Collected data
* START *
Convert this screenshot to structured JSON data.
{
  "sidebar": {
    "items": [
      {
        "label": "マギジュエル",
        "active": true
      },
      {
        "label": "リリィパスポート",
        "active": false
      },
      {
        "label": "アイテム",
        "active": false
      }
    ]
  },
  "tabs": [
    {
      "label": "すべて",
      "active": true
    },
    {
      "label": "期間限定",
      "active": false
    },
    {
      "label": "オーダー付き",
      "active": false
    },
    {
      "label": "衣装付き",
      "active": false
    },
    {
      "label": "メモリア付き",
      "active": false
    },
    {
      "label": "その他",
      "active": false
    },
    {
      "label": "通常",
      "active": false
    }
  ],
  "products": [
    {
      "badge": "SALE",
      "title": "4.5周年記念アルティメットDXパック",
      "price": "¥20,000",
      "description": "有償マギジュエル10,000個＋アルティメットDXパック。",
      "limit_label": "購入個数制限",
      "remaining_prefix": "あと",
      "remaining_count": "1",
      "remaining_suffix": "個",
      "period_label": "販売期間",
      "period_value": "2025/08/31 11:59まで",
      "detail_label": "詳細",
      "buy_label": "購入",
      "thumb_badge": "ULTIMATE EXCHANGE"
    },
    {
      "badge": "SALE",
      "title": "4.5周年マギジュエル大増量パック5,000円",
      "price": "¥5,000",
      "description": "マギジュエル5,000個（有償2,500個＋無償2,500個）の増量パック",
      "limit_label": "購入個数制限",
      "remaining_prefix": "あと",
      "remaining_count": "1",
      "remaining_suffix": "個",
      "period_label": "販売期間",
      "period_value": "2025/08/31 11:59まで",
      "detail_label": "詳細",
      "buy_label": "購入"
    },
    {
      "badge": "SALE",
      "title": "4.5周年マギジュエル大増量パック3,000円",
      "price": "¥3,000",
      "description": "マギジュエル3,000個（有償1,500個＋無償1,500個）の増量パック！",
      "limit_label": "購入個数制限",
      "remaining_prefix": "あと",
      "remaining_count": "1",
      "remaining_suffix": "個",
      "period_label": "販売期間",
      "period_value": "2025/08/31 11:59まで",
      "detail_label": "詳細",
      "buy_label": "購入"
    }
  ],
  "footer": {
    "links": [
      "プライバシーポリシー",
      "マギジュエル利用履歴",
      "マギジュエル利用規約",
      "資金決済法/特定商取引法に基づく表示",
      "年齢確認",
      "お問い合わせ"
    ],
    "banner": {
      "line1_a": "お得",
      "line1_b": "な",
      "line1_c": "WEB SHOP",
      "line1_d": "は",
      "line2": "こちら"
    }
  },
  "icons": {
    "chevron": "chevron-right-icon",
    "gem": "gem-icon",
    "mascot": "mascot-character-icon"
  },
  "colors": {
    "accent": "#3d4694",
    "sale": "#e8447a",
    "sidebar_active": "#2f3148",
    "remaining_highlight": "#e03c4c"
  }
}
* END *
(DIRECTIONS FOR THIS TASK) Nothing may be left out: return each entry exactly as it reads.

(OUTPUT FOR THIS EXERCISE)
Convert this screenshot to structured JSON data.
{
  "sidebar": {
    "items": [
      {
        "label": "マギジュエル",
        "active": true
      },
      {
        "label": "リリィパスポート",
        "active": false
      },
      {
        "label": "アイテム",
        "active": false
      }
    ]
  },
  "tabs": [
    {
      "label": "すべて",
      "active": true
    },
    {
      "label": "期間限定",
      "active": false
    },
    {
      "label": "オーダー付き",
      "active": false
    },
    {
      "label": "衣装付き",
      "active": false
    },
    {
      "label": "メモリア付き",
      "active": false
    },
    {
      "label": "その他",
      "active": false
    },
    {
      "label": "通常",
      "active": false
    }
  ],
  "products": [
    {
      "badge": "SALE",
      "title": "4.5周年記念アルティメットDXパック",
      "price": "¥20,000",
      "description": "有償マギジュエル10,000個＋アルティメットDXパック。",
      "limit_label": "購入個数制限",
      "remaining_prefix": "あと",
      "remaining_count": "1",
      "remaining_suffix": "個",
      "period_label": "販売期間",
      "period_value": "2025/08/31 11:59まで",
      "detail_label": "詳細",
      "buy_label": "購入",
      "thumb_badge": "ULTIMATE EXCHANGE"
    },
    {
      "badge": "SALE",
      "title": "4.5周年マギジュエル大増量パック5,000円",
      "price": "¥5,000",
      "description": "マギジュエル5,000個（有償2,500個＋無償2,500個）の増量パック",
      "limit_label": "購入個数制限",
      "remaining_prefix": "あと",
      "remaining_count": "1",
      "remaining_suffix": "個",
      "period_label": "販売期間",
      "period_value": "2025/08/31 11:59まで",
      "detail_label": "詳細",
      "buy_label": "購入"
    },
    {
      "badge": "SALE",
      "title": "4.5周年マギジュエル大増量パック3,000円",
      "price": "¥3,000",
      "description": "マギジュエル3,000個（有償1,500個＋無償1,500個）の増量パック！",
      "limit_label": "購入個数制限",
      "remaining_prefix": "あと",
      "remaining_count": "1",
      "remaining_suffix": "個",
      "period_label": "販売期間",
      "period_value": "2025/08/31 11:59まで",
      "detail_label": "詳細",
      "buy_label": "購入"
    }
  ],
  "footer": {
    "links": [
      "プライバシーポリシー",
      "マギジュエル利用履歴",
      "マギジュエル利用規約",
      "資金決済法/特定商取引法に基づく表示",
      "年齢確認",
      "お問い合わせ"
    ],
    "banner": {
      "line1_a": "お得",
      "line1_b": "な",
      "line1_c": "WEB SHOP",
      "line1_d": "は",
      "line2": "こちら"
    }
  },
  "icons": {
    "chevron": "chevron-right-icon",
    "gem": "gem-icon",
    "mascot": "mascot-character-icon"
  },
  "colors": {
    "accent": "#3d4694",
    "sale": "#e8447a",
    "sidebar_active": "#2f3148",
    "remaining_highlight": "#e03c4c"
  }
}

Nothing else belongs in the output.